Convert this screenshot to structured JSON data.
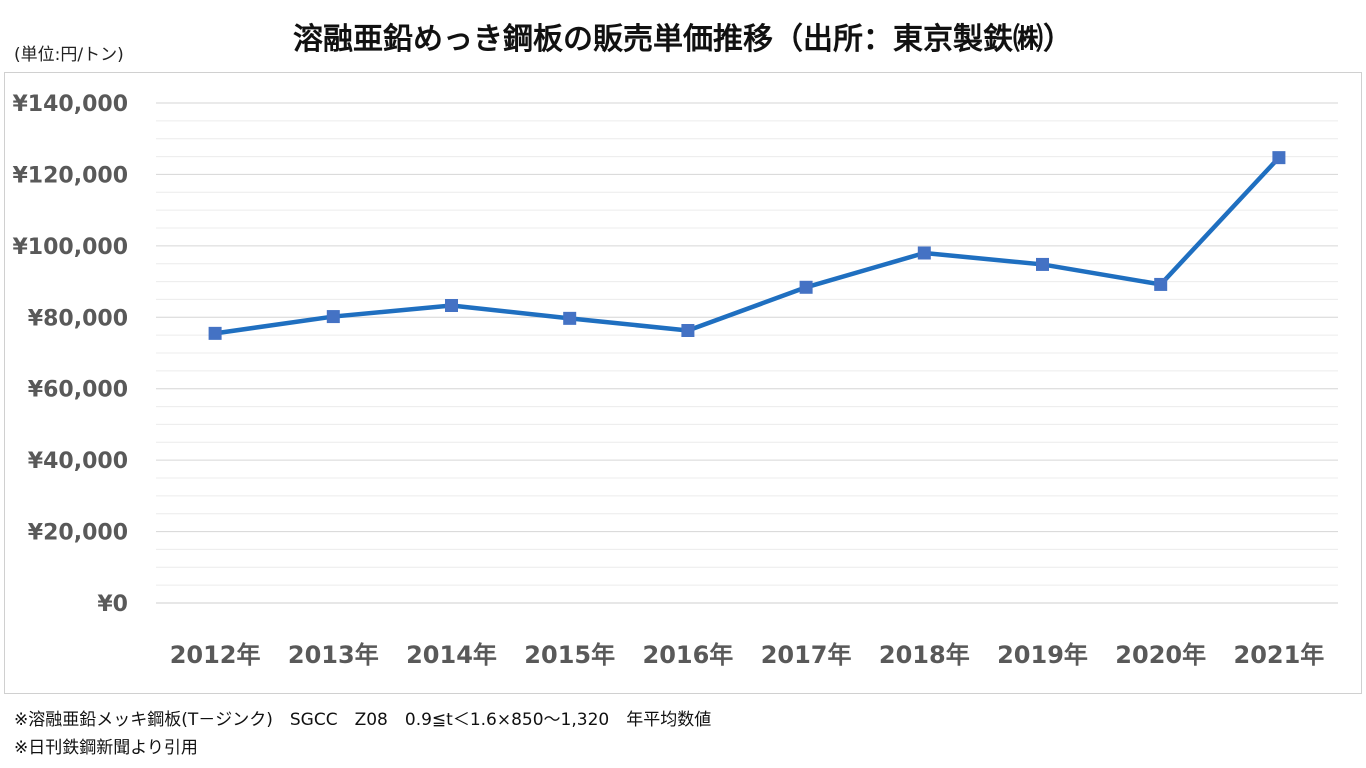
{
  "chart_data": {
    "type": "line",
    "title": "溶融亜鉛めっき鋼板の販売単価推移（出所：東京製鉄㈱）",
    "unit_label": "(単位:円/トン)",
    "categories": [
      "2012年",
      "2013年",
      "2014年",
      "2015年",
      "2016年",
      "2017年",
      "2018年",
      "2019年",
      "2020年",
      "2021年"
    ],
    "series": [
      {
        "values": [
          75500,
          80200,
          83300,
          79700,
          76300,
          88400,
          98000,
          94800,
          89200,
          124700
        ]
      }
    ],
    "ylim": [
      0,
      140000
    ],
    "y_ticks": [
      0,
      20000,
      40000,
      60000,
      80000,
      100000,
      120000,
      140000
    ],
    "y_tick_labels": [
      "¥0",
      "¥20,000",
      "¥40,000",
      "¥60,000",
      "¥80,000",
      "¥100,000",
      "¥120,000",
      "¥140,000"
    ],
    "grid": true,
    "line_color": "#1f6fc0",
    "marker_color": "#4472c4"
  },
  "notes": [
    "※溶融亜鉛メッキ鋼板(T－ジンク)　SGCC　Z08　0.9≦t＜1.6×850～1,320　年平均数値",
    "※日刊鉄鋼新聞より引用"
  ]
}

——————————

» **Exercise instructions**
Return the material word for word. Pictures are not part of the copy.

» **Correct output**
Convert this screenshot to structured JSON data.
{
  "chart_data": {
    "type": "line",
    "title": "溶融亜鉛めっき鋼板の販売単価推移（出所：東京製鉄㈱）",
    "unit_label": "(単位:円/トン)",
    "categories": [
      "2012年",
      "2013年",
      "2014年",
      "2015年",
      "2016年",
      "2017年",
      "2018年",
      "2019年",
      "2020年",
      "2021年"
    ],
    "series": [
      {
        "values": [
          75500,
          80200,
          83300,
          79700,
          76300,
          88400,
          98000,
          94800,
          89200,
          124700
        ]
      }
    ],
    "ylim": [
      0,
      140000
    ],
    "y_ticks": [
      0,
      20000,
      40000,
      60000,
      80000,
      100000,
      120000,
      140000
    ],
    "y_tick_labels": [
      "¥0",
      "¥20,000",
      "¥40,000",
      "¥60,000",
      "¥80,000",
      "¥100,000",
      "¥120,000",
      "¥140,000"
    ],
    "grid": true,
    "line_color": "#1f6fc0",
    "marker_color": "#4472c4"
  },
  "notes": [
    "※溶融亜鉛メッキ鋼板(T－ジンク)　SGCC　Z08　0.9≦t＜1.6×850～1,320　年平均数値",
    "※日刊鉄鋼新聞より引用"
  ]
}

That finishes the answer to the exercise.